* Data for this task
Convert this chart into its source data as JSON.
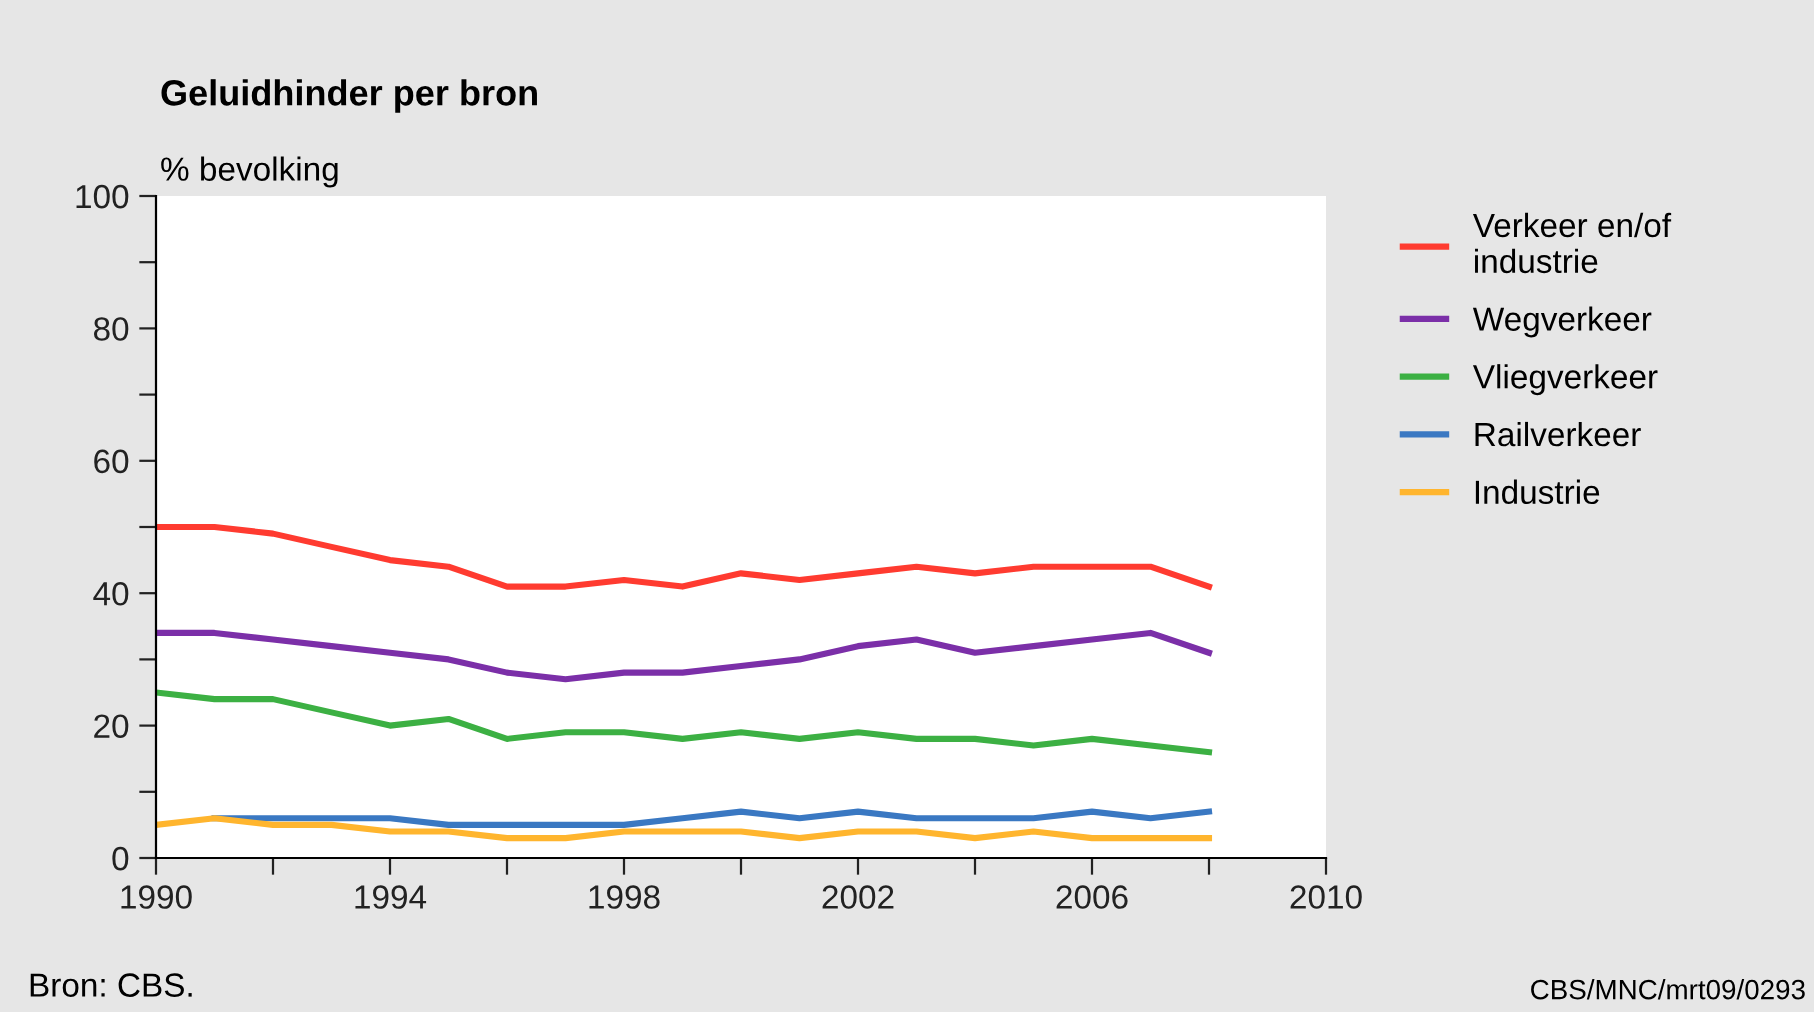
{
  "chart_data": {
    "type": "line",
    "title": "Geluidhinder per bron",
    "ylabel": "% bevolking",
    "x": [
      1990,
      1991,
      1992,
      1993,
      1994,
      1995,
      1996,
      1997,
      1998,
      1999,
      2000,
      2001,
      2002,
      2003,
      2004,
      2005,
      2006,
      2007,
      2008
    ],
    "series": [
      {
        "name": "Verkeer en/of\nindustrie",
        "color": "#ff3b30",
        "values": [
          50,
          50,
          49,
          47,
          45,
          44,
          41,
          41,
          42,
          41,
          43,
          42,
          43,
          44,
          43,
          44,
          44,
          44,
          41
        ]
      },
      {
        "name": "Wegverkeer",
        "color": "#7b2fa8",
        "values": [
          34,
          34,
          33,
          32,
          31,
          30,
          28,
          27,
          28,
          28,
          29,
          30,
          32,
          33,
          31,
          32,
          33,
          34,
          31
        ]
      },
      {
        "name": "Vliegverkeer",
        "color": "#3cb043",
        "values": [
          25,
          24,
          24,
          22,
          20,
          21,
          18,
          19,
          19,
          18,
          19,
          18,
          19,
          18,
          18,
          17,
          18,
          17,
          16
        ]
      },
      {
        "name": "Railverkeer",
        "color": "#3a78c2",
        "values": [
          null,
          6,
          6,
          6,
          6,
          5,
          5,
          5,
          5,
          6,
          7,
          6,
          7,
          6,
          6,
          6,
          7,
          6,
          7
        ]
      },
      {
        "name": "Industrie",
        "color": "#ffb52e",
        "values": [
          5,
          6,
          5,
          5,
          4,
          4,
          3,
          3,
          4,
          4,
          4,
          3,
          4,
          4,
          3,
          4,
          3,
          3,
          3
        ]
      }
    ],
    "xlim": [
      1990,
      2010
    ],
    "xticks": [
      1990,
      {
        "value": 1992,
        "label": null
      },
      1994,
      {
        "value": 1996,
        "label": null
      },
      1998,
      {
        "value": 2000,
        "label": null
      },
      2002,
      {
        "value": 2004,
        "label": null
      },
      2006,
      {
        "value": 2008,
        "label": null
      },
      2010
    ],
    "ylim": [
      0,
      100
    ],
    "yticks": [
      0,
      {
        "value": 10,
        "label": null
      },
      20,
      {
        "value": 30,
        "label": null
      },
      40,
      {
        "value": 50,
        "label": null
      },
      60,
      {
        "value": 70,
        "label": null
      },
      80,
      {
        "value": 90,
        "label": null
      },
      100
    ],
    "grid": false,
    "legend": "right",
    "marker": "none",
    "line_style": "solid",
    "annotations": [
      "Bron: CBS.",
      "CBS/MNC/mrt09/0293"
    ]
  }
}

* Task
Quote the material exactly. Pictures stay out.

* Answer for this exercise
Convert this chart into its source data as JSON.
{
  "chart_data": {
    "type": "line",
    "title": "Geluidhinder per bron",
    "ylabel": "% bevolking",
    "x": [
      1990,
      1991,
      1992,
      1993,
      1994,
      1995,
      1996,
      1997,
      1998,
      1999,
      2000,
      2001,
      2002,
      2003,
      2004,
      2005,
      2006,
      2007,
      2008
    ],
    "series": [
      {
        "name": "Verkeer en/of\nindustrie",
        "color": "#ff3b30",
        "values": [
          50,
          50,
          49,
          47,
          45,
          44,
          41,
          41,
          42,
          41,
          43,
          42,
          43,
          44,
          43,
          44,
          44,
          44,
          41
        ]
      },
      {
        "name": "Wegverkeer",
        "color": "#7b2fa8",
        "values": [
          34,
          34,
          33,
          32,
          31,
          30,
          28,
          27,
          28,
          28,
          29,
          30,
          32,
          33,
          31,
          32,
          33,
          34,
          31
        ]
      },
      {
        "name": "Vliegverkeer",
        "color": "#3cb043",
        "values": [
          25,
          24,
          24,
          22,
          20,
          21,
          18,
          19,
          19,
          18,
          19,
          18,
          19,
          18,
          18,
          17,
          18,
          17,
          16
        ]
      },
      {
        "name": "Railverkeer",
        "color": "#3a78c2",
        "values": [
          null,
          6,
          6,
          6,
          6,
          5,
          5,
          5,
          5,
          6,
          7,
          6,
          7,
          6,
          6,
          6,
          7,
          6,
          7
        ]
      },
      {
        "name": "Industrie",
        "color": "#ffb52e",
        "values": [
          5,
          6,
          5,
          5,
          4,
          4,
          3,
          3,
          4,
          4,
          4,
          3,
          4,
          4,
          3,
          4,
          3,
          3,
          3
        ]
      }
    ],
    "xlim": [
      1990,
      2010
    ],
    "xticks": [
      1990,
      {
        "value": 1992,
        "label": null
      },
      1994,
      {
        "value": 1996,
        "label": null
      },
      1998,
      {
        "value": 2000,
        "label": null
      },
      2002,
      {
        "value": 2004,
        "label": null
      },
      2006,
      {
        "value": 2008,
        "label": null
      },
      2010
    ],
    "ylim": [
      0,
      100
    ],
    "yticks": [
      0,
      {
        "value": 10,
        "label": null
      },
      20,
      {
        "value": 30,
        "label": null
      },
      40,
      {
        "value": 50,
        "label": null
      },
      60,
      {
        "value": 70,
        "label": null
      },
      80,
      {
        "value": 90,
        "label": null
      },
      100
    ],
    "grid": false,
    "legend": "right",
    "marker": "none",
    "line_style": "solid",
    "annotations": [
      "Bron: CBS.",
      "CBS/MNC/mrt09/0293"
    ]
  }
}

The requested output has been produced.